Recorded data:

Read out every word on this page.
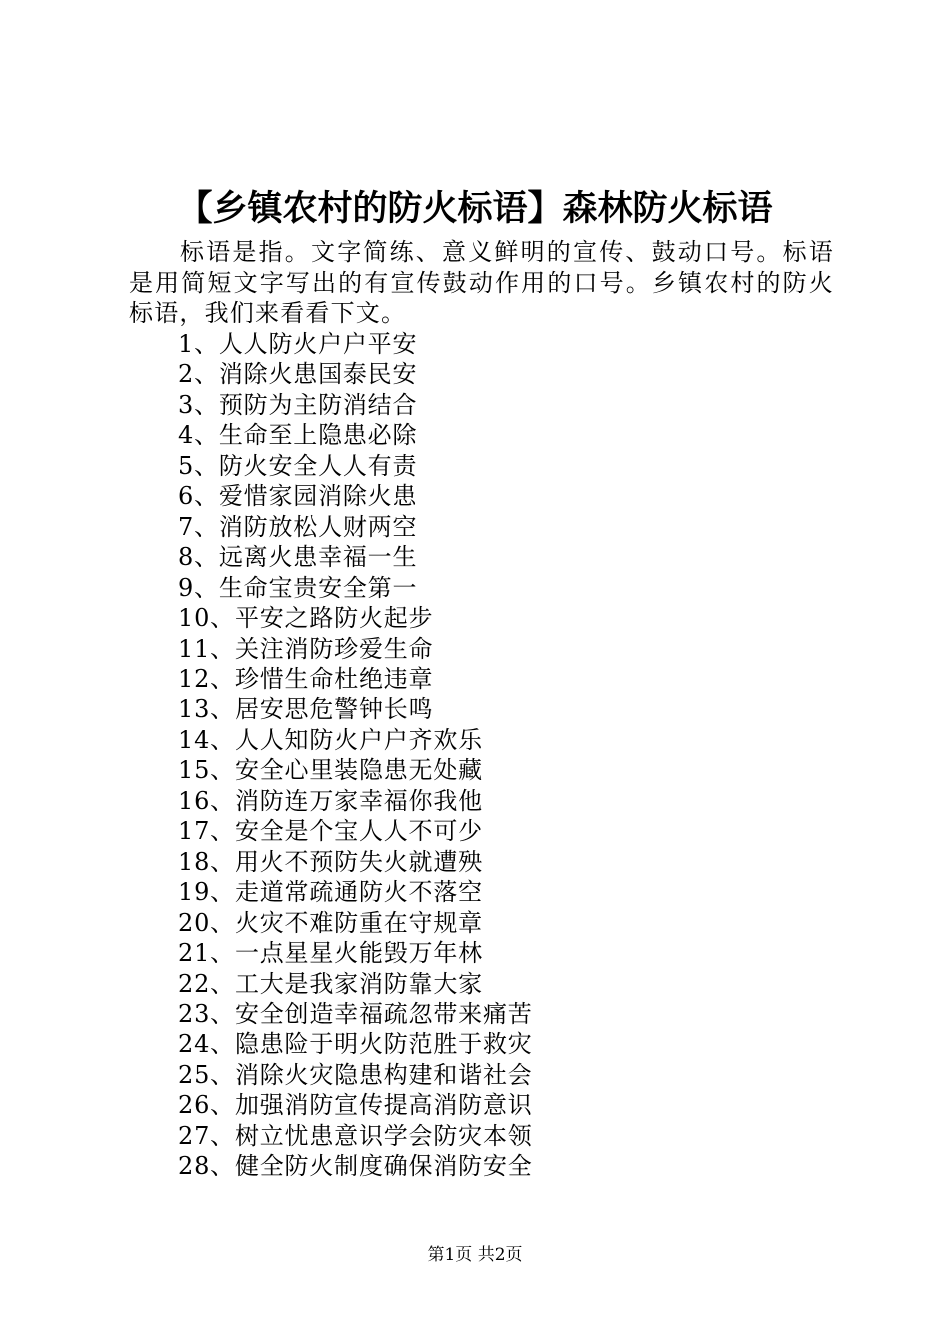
【乡镇农村的防火标语】森林防火标语
标语是指。文字简练、意义鲜明的宣传、鼓动口号。标语是用简短文字写出的有宣传鼓动作用的口号。乡镇农村的防火标语，我们来看看下文。
1、人人防火户户平安
2、消除火患国泰民安
3、预防为主防消结合
4、生命至上隐患必除
5、防火安全人人有责
6、爱惜家园消除火患
7、消防放松人财两空
8、远离火患幸福一生
9、生命宝贵安全第一
10、平安之路防火起步
11、关注消防珍爱生命
12、珍惜生命杜绝违章
13、居安思危警钟长鸣
14、人人知防火户户齐欢乐
15、安全心里装隐患无处藏
16、消防连万家幸福你我他
17、安全是个宝人人不可少
18、用火不预防失火就遭殃
19、走道常疏通防火不落空
20、火灾不难防重在守规章
21、一点星星火能毁万年林
22、工大是我家消防靠大家
23、安全创造幸福疏忽带来痛苦
24、隐患险于明火防范胜于救灾
25、消除火灾隐患构建和谐社会
26、加强消防宣传提高消防意识
27、树立忧患意识学会防灾本领
28、健全防火制度确保消防安全
第1页 共2页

Direction: Identify every line above with the string "乡镇农村的防火标语" in it. Copy those lines.

Task response:
【乡镇农村的防火标语】森林防火标语
标语是指。文字简练、意义鲜明的宣传、鼓动口号。标语是用简短文字写出的有宣传鼓动作用的口号。乡镇农村的防火标语，我们来看看下文。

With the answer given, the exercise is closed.